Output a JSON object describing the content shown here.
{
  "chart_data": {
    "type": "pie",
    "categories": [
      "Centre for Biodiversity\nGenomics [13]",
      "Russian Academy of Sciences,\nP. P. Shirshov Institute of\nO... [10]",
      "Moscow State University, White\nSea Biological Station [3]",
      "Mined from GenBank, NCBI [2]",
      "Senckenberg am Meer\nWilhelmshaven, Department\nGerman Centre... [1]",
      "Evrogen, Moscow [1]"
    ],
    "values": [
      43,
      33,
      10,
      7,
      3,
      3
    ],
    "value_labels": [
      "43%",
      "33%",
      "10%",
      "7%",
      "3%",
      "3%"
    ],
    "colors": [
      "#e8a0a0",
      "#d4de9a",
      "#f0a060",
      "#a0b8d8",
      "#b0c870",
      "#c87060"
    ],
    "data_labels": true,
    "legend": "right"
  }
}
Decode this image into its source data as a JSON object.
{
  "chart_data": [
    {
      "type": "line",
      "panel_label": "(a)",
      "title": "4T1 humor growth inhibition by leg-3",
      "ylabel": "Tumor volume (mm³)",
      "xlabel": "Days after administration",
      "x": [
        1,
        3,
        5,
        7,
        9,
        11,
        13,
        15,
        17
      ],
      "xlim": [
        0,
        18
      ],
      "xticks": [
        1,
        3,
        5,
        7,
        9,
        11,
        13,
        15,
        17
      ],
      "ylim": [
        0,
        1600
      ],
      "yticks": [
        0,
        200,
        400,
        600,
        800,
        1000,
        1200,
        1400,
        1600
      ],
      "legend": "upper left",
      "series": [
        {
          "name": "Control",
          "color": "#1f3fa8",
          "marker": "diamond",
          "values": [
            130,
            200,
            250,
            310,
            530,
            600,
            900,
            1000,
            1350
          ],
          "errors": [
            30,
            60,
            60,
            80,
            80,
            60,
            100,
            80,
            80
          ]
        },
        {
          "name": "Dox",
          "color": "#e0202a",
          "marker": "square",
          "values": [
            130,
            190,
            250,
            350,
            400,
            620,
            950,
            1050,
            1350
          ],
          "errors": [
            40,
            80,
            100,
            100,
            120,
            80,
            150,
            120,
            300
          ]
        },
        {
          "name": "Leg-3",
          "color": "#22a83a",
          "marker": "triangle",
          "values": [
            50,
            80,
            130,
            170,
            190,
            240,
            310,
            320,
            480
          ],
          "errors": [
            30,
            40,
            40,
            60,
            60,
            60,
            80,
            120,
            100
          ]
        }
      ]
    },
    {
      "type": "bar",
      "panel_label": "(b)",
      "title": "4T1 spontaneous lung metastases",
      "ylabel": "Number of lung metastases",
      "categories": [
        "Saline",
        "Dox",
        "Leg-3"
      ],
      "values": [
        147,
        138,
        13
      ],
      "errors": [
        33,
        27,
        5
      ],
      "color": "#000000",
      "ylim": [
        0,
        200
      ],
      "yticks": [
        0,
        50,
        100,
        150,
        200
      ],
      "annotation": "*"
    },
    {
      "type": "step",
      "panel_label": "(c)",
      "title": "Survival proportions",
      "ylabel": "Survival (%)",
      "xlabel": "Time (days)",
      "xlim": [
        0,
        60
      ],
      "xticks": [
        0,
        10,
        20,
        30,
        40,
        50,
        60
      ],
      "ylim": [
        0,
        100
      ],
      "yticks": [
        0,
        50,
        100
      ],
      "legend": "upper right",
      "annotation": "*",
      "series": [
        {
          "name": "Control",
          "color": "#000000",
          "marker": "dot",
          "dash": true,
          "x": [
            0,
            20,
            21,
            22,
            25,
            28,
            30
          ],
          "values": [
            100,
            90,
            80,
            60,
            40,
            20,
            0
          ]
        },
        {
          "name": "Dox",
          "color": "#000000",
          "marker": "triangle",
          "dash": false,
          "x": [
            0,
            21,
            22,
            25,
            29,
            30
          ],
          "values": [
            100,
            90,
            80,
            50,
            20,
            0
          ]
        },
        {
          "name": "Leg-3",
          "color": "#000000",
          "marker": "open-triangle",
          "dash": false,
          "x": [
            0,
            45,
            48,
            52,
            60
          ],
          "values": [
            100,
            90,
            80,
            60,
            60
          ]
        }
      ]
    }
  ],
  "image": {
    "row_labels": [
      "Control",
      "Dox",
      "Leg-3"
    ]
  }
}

### Problem requirements
Pick each line holding the word "Survival" out of the listing.

### Task answer
      "title": "Survival proportions",
      "ylabel": "Survival (%)",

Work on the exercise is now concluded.